Look for the word "python" in each line and report the count of matching lines, with nothing added.

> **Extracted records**
○ ○ ○
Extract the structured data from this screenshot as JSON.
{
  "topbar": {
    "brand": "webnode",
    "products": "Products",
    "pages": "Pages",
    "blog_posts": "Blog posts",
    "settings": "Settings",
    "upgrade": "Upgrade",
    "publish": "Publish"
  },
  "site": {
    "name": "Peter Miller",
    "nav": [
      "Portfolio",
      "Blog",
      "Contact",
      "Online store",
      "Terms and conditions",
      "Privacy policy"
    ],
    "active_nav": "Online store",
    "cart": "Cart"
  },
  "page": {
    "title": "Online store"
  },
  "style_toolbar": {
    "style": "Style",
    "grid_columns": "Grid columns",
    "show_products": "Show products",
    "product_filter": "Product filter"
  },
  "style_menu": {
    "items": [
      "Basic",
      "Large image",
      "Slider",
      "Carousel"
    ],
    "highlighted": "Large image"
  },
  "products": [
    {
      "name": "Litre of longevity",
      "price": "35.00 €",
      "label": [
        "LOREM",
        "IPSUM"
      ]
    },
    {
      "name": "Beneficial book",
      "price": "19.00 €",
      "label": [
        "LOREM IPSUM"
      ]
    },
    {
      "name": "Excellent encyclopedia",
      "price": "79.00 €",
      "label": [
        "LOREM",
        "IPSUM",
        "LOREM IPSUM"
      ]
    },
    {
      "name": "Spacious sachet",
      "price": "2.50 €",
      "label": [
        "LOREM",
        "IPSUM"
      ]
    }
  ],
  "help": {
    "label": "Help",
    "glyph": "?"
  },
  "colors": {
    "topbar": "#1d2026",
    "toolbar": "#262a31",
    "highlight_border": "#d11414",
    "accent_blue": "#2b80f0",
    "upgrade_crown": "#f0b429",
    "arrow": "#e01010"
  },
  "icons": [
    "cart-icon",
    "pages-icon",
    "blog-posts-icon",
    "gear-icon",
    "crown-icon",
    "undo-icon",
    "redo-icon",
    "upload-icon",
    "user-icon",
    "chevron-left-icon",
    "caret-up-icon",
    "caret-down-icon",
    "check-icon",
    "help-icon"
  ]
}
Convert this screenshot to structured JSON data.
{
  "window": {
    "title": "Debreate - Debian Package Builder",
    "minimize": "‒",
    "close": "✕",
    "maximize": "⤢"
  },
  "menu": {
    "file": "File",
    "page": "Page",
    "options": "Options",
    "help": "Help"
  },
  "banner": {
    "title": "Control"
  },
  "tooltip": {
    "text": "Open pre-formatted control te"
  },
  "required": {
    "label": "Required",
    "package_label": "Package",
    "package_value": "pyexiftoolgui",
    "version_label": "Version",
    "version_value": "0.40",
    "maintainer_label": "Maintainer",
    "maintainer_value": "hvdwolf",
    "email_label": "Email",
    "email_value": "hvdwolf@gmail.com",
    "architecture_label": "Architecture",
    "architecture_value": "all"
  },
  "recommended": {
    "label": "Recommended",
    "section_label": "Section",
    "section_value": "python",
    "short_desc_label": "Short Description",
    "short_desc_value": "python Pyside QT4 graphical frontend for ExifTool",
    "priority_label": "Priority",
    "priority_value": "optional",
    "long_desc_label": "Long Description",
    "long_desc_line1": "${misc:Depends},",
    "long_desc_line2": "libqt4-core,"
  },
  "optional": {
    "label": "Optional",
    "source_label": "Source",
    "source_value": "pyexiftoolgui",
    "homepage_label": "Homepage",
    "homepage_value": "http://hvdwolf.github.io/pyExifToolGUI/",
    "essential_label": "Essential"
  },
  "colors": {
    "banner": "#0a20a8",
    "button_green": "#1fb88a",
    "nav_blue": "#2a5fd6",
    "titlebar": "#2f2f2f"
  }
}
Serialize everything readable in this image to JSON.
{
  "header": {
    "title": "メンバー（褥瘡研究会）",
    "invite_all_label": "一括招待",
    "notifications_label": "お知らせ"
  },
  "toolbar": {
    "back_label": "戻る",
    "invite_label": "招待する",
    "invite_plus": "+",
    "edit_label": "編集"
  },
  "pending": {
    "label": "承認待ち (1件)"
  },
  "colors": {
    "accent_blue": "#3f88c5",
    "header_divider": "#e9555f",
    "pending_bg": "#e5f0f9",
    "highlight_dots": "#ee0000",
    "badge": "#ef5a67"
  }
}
○ ○ ○
> **Response to the task**
2